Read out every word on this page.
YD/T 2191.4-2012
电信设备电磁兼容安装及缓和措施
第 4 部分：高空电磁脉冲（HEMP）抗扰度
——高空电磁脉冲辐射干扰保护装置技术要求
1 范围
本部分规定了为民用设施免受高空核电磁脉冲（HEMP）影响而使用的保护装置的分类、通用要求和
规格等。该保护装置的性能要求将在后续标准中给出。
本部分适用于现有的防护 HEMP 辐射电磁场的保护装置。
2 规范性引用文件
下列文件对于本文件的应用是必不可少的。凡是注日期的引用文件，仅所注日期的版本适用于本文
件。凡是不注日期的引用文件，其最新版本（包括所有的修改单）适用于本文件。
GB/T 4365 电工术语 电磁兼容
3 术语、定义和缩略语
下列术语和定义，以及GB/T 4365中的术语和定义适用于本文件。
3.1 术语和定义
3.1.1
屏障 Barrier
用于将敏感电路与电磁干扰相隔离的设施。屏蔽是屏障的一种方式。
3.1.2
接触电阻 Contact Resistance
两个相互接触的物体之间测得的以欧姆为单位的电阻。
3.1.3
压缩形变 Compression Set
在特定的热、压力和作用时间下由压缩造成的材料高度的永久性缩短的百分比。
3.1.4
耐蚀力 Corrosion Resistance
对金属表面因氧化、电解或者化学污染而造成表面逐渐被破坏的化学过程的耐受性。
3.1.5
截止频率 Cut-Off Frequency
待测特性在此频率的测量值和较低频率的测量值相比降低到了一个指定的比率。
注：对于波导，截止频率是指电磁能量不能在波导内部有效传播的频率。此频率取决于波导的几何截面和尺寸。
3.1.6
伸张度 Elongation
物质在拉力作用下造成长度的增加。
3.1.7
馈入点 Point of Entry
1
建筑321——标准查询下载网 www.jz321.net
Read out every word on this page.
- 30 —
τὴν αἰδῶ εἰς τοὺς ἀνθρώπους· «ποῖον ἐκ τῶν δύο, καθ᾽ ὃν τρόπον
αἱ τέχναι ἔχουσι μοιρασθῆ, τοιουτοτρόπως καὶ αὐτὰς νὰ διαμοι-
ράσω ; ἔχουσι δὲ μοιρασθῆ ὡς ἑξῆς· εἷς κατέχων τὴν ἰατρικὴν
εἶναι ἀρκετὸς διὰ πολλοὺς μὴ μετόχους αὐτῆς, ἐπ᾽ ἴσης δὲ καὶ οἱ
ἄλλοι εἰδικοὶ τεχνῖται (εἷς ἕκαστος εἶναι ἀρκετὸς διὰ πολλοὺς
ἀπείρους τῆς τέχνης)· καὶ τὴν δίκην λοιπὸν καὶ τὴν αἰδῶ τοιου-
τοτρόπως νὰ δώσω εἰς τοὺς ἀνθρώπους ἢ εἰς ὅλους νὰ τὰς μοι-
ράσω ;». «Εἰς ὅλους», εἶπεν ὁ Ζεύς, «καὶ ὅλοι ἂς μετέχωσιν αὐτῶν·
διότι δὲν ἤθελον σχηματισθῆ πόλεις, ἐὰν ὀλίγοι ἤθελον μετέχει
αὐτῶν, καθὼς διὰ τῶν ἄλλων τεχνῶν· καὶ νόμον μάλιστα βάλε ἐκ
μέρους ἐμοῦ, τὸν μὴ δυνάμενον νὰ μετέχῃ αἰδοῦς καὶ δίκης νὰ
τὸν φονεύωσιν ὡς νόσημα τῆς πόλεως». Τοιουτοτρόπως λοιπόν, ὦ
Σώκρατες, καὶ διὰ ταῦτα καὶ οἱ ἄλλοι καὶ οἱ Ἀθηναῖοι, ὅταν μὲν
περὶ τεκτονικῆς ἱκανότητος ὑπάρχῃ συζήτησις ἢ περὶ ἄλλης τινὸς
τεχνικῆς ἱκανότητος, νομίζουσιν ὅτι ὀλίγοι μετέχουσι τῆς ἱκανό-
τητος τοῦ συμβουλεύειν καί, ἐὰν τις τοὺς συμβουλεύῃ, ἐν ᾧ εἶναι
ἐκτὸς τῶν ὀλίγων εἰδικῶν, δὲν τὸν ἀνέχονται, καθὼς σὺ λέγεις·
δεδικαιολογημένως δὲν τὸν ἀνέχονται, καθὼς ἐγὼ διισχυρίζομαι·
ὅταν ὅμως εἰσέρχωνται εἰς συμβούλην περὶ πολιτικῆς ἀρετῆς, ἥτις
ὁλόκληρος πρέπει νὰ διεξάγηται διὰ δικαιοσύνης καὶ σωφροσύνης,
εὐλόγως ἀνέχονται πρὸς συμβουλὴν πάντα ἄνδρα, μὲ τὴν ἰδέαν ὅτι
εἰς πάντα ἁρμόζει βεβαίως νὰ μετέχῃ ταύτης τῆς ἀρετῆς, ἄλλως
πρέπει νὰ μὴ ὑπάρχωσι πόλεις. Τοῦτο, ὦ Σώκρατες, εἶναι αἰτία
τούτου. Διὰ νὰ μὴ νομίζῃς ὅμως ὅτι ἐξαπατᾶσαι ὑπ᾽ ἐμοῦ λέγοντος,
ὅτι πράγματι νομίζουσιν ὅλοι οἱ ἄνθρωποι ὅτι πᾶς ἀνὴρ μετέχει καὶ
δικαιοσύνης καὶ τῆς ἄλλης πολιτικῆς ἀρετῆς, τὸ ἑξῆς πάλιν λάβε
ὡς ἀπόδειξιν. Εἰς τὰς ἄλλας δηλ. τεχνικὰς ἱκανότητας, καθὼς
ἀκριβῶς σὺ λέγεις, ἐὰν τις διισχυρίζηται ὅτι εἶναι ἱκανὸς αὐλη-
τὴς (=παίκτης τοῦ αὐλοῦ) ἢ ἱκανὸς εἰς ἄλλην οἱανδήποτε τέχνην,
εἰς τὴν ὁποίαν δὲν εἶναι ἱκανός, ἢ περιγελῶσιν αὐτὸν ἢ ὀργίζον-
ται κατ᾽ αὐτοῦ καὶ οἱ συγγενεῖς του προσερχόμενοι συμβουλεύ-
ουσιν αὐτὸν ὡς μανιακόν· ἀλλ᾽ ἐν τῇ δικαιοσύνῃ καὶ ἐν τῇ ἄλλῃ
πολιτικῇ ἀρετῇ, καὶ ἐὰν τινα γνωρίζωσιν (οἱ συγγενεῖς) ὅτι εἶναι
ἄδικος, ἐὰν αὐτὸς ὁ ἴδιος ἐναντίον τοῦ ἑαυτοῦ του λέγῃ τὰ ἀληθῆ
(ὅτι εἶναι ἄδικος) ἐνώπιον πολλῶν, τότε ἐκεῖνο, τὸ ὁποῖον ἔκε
:::
Exercise objective = Copy every line that contains the string "ὀλίγοι".

Result of this task =
διότι δὲν ἤθελον σχηματισθῆ πόλεις, ἐὰν ὀλίγοι ἤθελον μετέχει
τεχνικῆς ἱκανότητος, νομίζουσιν ὅτι ὀλίγοι μετέχουσι τῆς ἱκανό-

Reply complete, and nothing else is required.